DATA EXTRACT =>

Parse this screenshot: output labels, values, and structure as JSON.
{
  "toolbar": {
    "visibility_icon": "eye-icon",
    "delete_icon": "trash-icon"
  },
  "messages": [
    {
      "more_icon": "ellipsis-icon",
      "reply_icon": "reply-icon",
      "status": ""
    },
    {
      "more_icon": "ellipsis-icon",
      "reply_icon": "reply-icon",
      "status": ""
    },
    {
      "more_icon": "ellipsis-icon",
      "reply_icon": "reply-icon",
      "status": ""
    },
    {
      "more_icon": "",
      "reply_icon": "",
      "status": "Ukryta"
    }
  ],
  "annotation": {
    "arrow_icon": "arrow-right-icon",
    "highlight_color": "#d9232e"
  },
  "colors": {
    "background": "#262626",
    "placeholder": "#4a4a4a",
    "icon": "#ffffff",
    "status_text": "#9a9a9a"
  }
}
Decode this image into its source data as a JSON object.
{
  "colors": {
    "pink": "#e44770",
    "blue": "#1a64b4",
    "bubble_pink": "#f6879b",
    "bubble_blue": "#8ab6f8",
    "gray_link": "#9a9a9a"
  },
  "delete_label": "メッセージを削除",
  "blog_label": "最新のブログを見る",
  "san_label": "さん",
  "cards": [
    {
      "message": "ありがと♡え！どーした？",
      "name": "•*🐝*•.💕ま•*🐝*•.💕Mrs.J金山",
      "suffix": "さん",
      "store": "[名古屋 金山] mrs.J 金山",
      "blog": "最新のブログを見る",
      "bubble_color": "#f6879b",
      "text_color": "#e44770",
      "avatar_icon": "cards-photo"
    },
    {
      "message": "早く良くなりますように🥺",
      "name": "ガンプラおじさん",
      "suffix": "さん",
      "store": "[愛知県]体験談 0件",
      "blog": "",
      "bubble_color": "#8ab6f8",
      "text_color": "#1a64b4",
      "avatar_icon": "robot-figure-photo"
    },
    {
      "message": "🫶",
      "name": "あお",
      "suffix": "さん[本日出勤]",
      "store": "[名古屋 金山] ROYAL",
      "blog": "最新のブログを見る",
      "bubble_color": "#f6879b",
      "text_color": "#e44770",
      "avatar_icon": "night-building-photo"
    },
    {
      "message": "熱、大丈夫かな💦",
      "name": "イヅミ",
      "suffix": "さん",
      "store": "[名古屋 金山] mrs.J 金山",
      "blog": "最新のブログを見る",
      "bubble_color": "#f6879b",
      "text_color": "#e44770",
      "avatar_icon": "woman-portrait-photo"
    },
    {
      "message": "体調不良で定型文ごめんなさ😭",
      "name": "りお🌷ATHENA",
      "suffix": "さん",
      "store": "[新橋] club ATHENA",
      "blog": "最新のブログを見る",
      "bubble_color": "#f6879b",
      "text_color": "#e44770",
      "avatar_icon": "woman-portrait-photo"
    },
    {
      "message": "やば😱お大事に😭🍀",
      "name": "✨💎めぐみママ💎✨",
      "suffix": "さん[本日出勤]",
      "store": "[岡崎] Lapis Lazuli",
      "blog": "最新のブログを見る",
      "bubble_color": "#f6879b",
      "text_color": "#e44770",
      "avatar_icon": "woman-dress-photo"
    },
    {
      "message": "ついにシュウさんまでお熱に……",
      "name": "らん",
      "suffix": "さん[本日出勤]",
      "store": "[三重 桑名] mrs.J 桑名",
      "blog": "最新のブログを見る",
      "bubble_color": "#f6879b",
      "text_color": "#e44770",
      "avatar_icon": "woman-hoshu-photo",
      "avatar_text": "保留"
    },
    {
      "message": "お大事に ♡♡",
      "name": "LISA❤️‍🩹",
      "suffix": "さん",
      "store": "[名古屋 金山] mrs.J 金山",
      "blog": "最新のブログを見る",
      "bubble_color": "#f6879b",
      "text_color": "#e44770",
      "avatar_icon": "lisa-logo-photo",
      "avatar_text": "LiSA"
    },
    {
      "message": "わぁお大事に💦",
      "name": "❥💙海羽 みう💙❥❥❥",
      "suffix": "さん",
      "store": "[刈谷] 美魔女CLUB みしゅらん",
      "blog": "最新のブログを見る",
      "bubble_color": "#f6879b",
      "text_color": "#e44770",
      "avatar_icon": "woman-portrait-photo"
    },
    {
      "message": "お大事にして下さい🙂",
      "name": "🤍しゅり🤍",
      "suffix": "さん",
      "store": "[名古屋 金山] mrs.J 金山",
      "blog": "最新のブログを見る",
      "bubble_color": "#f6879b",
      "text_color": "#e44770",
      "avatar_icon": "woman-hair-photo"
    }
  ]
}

EXERCISE TASK =>
Please repeat the listing above in full and exactly.

WRITTEN ANSWER =>
Parse this screenshot: output labels, values, and structure as JSON.
{
  "toolbar": {
    "visibility_icon": "eye-icon",
    "delete_icon": "trash-icon"
  },
  "messages": [
    {
      "more_icon": "ellipsis-icon",
      "reply_icon": "reply-icon",
      "status": ""
    },
    {
      "more_icon": "ellipsis-icon",
      "reply_icon": "reply-icon",
      "status": ""
    },
    {
      "more_icon": "ellipsis-icon",
      "reply_icon": "reply-icon",
      "status": ""
    },
    {
      "more_icon": "",
      "reply_icon": "",
      "status": "Ukryta"
    }
  ],
  "annotation": {
    "arrow_icon": "arrow-right-icon",
    "highlight_color": "#d9232e"
  },
  "colors": {
    "background": "#262626",
    "placeholder": "#4a4a4a",
    "icon": "#ffffff",
    "status_text": "#9a9a9a"
  }
}
Decode this image into its source data as a JSON object.
{
  "colors": {
    "pink": "#e44770",
    "blue": "#1a64b4",
    "bubble_pink": "#f6879b",
    "bubble_blue": "#8ab6f8",
    "gray_link": "#9a9a9a"
  },
  "delete_label": "メッセージを削除",
  "blog_label": "最新のブログを見る",
  "san_label": "さん",
  "cards": [
    {
      "message": "ありがと♡え！どーした？",
      "name": "•*🐝*•.💕ま•*🐝*•.💕Mrs.J金山",
      "suffix": "さん",
      "store": "[名古屋 金山] mrs.J 金山",
      "blog": "最新のブログを見る",
      "bubble_color": "#f6879b",
      "text_color": "#e44770",
      "avatar_icon": "cards-photo"
    },
    {
      "message": "早く良くなりますように🥺",
      "name": "ガンプラおじさん",
      "suffix": "さん",
      "store": "[愛知県]体験談 0件",
      "blog": "",
      "bubble_color": "#8ab6f8",
      "text_color": "#1a64b4",
      "avatar_icon": "robot-figure-photo"
    },
    {
      "message": "🫶",
      "name": "あお",
      "suffix": "さん[本日出勤]",
      "store": "[名古屋 金山] ROYAL",
      "blog": "最新のブログを見る",
      "bubble_color": "#f6879b",
      "text_color": "#e44770",
      "avatar_icon": "night-building-photo"
    },
    {
      "message": "熱、大丈夫かな💦",
      "name": "イヅミ",
      "suffix": "さん",
      "store": "[名古屋 金山] mrs.J 金山",
      "blog": "最新のブログを見る",
      "bubble_color": "#f6879b",
      "text_color": "#e44770",
      "avatar_icon": "woman-portrait-photo"
    },
    {
      "message": "体調不良で定型文ごめんなさ😭",
      "name": "りお🌷ATHENA",
      "suffix": "さん",
      "store": "[新橋] club ATHENA",
      "blog": "最新のブログを見る",
      "bubble_color": "#f6879b",
      "text_color": "#e44770",
      "avatar_icon": "woman-portrait-photo"
    },
    {
      "message": "やば😱お大事に😭🍀",
      "name": "✨💎めぐみママ💎✨",
      "suffix": "さん[本日出勤]",
      "store": "[岡崎] Lapis Lazuli",
      "blog": "最新のブログを見る",
      "bubble_color": "#f6879b",
      "text_color": "#e44770",
      "avatar_icon": "woman-dress-photo"
    },
    {
      "message": "ついにシュウさんまでお熱に……",
      "name": "らん",
      "suffix": "さん[本日出勤]",
      "store": "[三重 桑名] mrs.J 桑名",
      "blog": "最新のブログを見る",
      "bubble_color": "#f6879b",
      "text_color": "#e44770",
      "avatar_icon": "woman-hoshu-photo",
      "avatar_text": "保留"
    },
    {
      "message": "お大事に ♡♡",
      "name": "LISA❤️‍🩹",
      "suffix": "さん",
      "store": "[名古屋 金山] mrs.J 金山",
      "blog": "最新のブログを見る",
      "bubble_color": "#f6879b",
      "text_color": "#e44770",
      "avatar_icon": "lisa-logo-photo",
      "avatar_text": "LiSA"
    },
    {
      "message": "わぁお大事に💦",
      "name": "❥💙海羽 みう💙❥❥❥",
      "suffix": "さん",
      "store": "[刈谷] 美魔女CLUB みしゅらん",
      "blog": "最新のブログを見る",
      "bubble_color": "#f6879b",
      "text_color": "#e44770",
      "avatar_icon": "woman-portrait-photo"
    },
    {
      "message": "お大事にして下さい🙂",
      "name": "🤍しゅり🤍",
      "suffix": "さん",
      "store": "[名古屋 金山] mrs.J 金山",
      "blog": "最新のブログを見る",
      "bubble_color": "#f6879b",
      "text_color": "#e44770",
      "avatar_icon": "woman-hair-photo"
    }
  ]
}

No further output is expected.